INSTRUCTION -
Select all lines with the string "营养成分" in them, and copy those lines.
++++++
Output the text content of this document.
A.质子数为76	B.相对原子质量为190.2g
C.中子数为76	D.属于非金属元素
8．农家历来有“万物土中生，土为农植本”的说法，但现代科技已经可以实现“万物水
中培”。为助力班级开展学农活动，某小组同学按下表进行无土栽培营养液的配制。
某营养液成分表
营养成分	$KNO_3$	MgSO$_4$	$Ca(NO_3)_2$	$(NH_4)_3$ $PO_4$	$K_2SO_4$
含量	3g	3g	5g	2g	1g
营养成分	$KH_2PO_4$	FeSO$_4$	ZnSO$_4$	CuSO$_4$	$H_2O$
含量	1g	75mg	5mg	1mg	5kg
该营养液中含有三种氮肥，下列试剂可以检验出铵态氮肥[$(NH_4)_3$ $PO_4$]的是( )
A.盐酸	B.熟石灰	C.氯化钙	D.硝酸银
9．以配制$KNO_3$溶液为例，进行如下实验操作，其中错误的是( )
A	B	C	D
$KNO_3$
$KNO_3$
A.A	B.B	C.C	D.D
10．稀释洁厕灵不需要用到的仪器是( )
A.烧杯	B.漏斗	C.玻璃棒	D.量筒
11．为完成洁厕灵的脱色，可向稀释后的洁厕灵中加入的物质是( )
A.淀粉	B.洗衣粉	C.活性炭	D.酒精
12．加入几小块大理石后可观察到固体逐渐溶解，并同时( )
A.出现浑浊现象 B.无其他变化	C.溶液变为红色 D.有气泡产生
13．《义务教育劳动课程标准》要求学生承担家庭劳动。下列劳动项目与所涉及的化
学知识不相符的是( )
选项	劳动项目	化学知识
++++++
EXERCISE RESPONSE -
营养成分	$KNO_3$	MgSO$_4$	$Ca(NO_3)_2$	$(NH_4)_3$ $PO_4$	$K_2SO_4$
营养成分	$KH_2PO_4$	FeSO$_4$	ZnSO$_4$	CuSO$_4$	$H_2O$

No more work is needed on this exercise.